[start Data entries]

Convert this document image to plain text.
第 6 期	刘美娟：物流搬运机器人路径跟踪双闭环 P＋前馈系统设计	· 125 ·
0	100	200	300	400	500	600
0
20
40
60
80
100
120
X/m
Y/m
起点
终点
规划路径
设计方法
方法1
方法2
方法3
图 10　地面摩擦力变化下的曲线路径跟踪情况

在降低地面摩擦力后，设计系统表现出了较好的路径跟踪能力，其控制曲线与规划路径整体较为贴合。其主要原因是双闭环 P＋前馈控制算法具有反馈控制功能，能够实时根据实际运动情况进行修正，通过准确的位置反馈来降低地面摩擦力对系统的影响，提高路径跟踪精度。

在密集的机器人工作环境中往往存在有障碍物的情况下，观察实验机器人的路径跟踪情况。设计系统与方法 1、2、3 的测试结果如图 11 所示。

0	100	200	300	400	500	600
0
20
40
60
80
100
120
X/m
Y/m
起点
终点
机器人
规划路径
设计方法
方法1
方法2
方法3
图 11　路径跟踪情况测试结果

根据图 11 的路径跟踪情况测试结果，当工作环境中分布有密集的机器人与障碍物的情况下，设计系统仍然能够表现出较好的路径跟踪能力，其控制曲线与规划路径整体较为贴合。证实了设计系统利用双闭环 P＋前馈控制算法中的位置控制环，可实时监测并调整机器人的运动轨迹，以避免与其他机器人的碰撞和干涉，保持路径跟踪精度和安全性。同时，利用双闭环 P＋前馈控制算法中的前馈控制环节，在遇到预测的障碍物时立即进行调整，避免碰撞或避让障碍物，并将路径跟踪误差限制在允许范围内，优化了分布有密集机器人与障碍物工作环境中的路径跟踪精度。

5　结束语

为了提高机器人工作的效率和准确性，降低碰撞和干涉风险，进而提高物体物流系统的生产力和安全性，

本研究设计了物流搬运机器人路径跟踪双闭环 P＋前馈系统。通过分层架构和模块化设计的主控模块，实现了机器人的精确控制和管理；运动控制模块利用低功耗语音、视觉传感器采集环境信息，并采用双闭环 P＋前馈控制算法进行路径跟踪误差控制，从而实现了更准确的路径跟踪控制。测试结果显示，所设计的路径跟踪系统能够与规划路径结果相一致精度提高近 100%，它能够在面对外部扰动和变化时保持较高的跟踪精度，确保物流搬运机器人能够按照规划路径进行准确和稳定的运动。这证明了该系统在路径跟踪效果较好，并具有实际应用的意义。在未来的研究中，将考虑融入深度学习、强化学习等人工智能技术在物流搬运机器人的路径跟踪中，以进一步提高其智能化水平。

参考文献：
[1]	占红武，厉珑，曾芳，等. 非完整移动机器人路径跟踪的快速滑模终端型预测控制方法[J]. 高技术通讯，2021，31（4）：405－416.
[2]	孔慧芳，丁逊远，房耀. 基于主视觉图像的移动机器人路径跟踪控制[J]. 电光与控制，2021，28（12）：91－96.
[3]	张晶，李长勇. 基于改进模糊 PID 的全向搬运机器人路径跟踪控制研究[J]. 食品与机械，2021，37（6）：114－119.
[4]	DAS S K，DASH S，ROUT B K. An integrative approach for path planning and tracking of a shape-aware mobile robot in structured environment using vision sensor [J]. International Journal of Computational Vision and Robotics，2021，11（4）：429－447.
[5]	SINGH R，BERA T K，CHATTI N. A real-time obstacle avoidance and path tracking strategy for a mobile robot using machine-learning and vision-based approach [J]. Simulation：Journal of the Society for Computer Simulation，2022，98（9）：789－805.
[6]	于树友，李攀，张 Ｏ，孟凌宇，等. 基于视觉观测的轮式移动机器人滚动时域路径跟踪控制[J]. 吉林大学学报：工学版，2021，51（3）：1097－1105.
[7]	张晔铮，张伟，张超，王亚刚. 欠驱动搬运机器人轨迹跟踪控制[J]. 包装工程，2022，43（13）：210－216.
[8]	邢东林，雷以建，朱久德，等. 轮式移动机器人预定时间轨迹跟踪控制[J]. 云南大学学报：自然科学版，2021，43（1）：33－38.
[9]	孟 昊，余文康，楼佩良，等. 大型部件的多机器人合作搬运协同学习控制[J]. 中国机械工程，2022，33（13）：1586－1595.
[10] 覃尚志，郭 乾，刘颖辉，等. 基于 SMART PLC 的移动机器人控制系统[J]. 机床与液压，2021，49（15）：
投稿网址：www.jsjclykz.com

[end Data entries]

§ Work to complete: Extract all of the data above without altering anything.

§ Full solution:
Convert this document image to plain text.
第 6 期	刘美娟：物流搬运机器人路径跟踪双闭环 P＋前馈系统设计	· 125 ·
0	100	200	300	400	500	600
0
20
40
60
80
100
120
X/m
Y/m
起点
终点
规划路径
设计方法
方法1
方法2
方法3
图 10　地面摩擦力变化下的曲线路径跟踪情况

在降低地面摩擦力后，设计系统表现出了较好的路径跟踪能力，其控制曲线与规划路径整体较为贴合。其主要原因是双闭环 P＋前馈控制算法具有反馈控制功能，能够实时根据实际运动情况进行修正，通过准确的位置反馈来降低地面摩擦力对系统的影响，提高路径跟踪精度。

在密集的机器人工作环境中往往存在有障碍物的情况下，观察实验机器人的路径跟踪情况。设计系统与方法 1、2、3 的测试结果如图 11 所示。

0	100	200	300	400	500	600
0
20
40
60
80
100
120
X/m
Y/m
起点
终点
机器人
规划路径
设计方法
方法1
方法2
方法3
图 11　路径跟踪情况测试结果

根据图 11 的路径跟踪情况测试结果，当工作环境中分布有密集的机器人与障碍物的情况下，设计系统仍然能够表现出较好的路径跟踪能力，其控制曲线与规划路径整体较为贴合。证实了设计系统利用双闭环 P＋前馈控制算法中的位置控制环，可实时监测并调整机器人的运动轨迹，以避免与其他机器人的碰撞和干涉，保持路径跟踪精度和安全性。同时，利用双闭环 P＋前馈控制算法中的前馈控制环节，在遇到预测的障碍物时立即进行调整，避免碰撞或避让障碍物，并将路径跟踪误差限制在允许范围内，优化了分布有密集机器人与障碍物工作环境中的路径跟踪精度。

5　结束语

为了提高机器人工作的效率和准确性，降低碰撞和干涉风险，进而提高物体物流系统的生产力和安全性，

本研究设计了物流搬运机器人路径跟踪双闭环 P＋前馈系统。通过分层架构和模块化设计的主控模块，实现了机器人的精确控制和管理；运动控制模块利用低功耗语音、视觉传感器采集环境信息，并采用双闭环 P＋前馈控制算法进行路径跟踪误差控制，从而实现了更准确的路径跟踪控制。测试结果显示，所设计的路径跟踪系统能够与规划路径结果相一致精度提高近 100%，它能够在面对外部扰动和变化时保持较高的跟踪精度，确保物流搬运机器人能够按照规划路径进行准确和稳定的运动。这证明了该系统在路径跟踪效果较好，并具有实际应用的意义。在未来的研究中，将考虑融入深度学习、强化学习等人工智能技术在物流搬运机器人的路径跟踪中，以进一步提高其智能化水平。

参考文献：
[1]	占红武，厉珑，曾芳，等. 非完整移动机器人路径跟踪的快速滑模终端型预测控制方法[J]. 高技术通讯，2021，31（4）：405－416.
[2]	孔慧芳，丁逊远，房耀. 基于主视觉图像的移动机器人路径跟踪控制[J]. 电光与控制，2021，28（12）：91－96.
[3]	张晶，李长勇. 基于改进模糊 PID 的全向搬运机器人路径跟踪控制研究[J]. 食品与机械，2021，37（6）：114－119.
[4]	DAS S K，DASH S，ROUT B K. An integrative approach for path planning and tracking of a shape-aware mobile robot in structured environment using vision sensor [J]. International Journal of Computational Vision and Robotics，2021，11（4）：429－447.
[5]	SINGH R，BERA T K，CHATTI N. A real-time obstacle avoidance and path tracking strategy for a mobile robot using machine-learning and vision-based approach [J]. Simulation：Journal of the Society for Computer Simulation，2022，98（9）：789－805.
[6]	于树友，李攀，张 Ｏ，孟凌宇，等. 基于视觉观测的轮式移动机器人滚动时域路径跟踪控制[J]. 吉林大学学报：工学版，2021，51（3）：1097－1105.
[7]	张晔铮，张伟，张超，王亚刚. 欠驱动搬运机器人轨迹跟踪控制[J]. 包装工程，2022，43（13）：210－216.
[8]	邢东林，雷以建，朱久德，等. 轮式移动机器人预定时间轨迹跟踪控制[J]. 云南大学学报：自然科学版，2021，43（1）：33－38.
[9]	孟 昊，余文康，楼佩良，等. 大型部件的多机器人合作搬运协同学习控制[J]. 中国机械工程，2022，33（13）：1586－1595.
[10] 覃尚志，郭 乾，刘颖辉，等. 基于 SMART PLC 的移动机器人控制系统[J]. 机床与液压，2021，49（15）：
投稿网址：www.jsjclykz.com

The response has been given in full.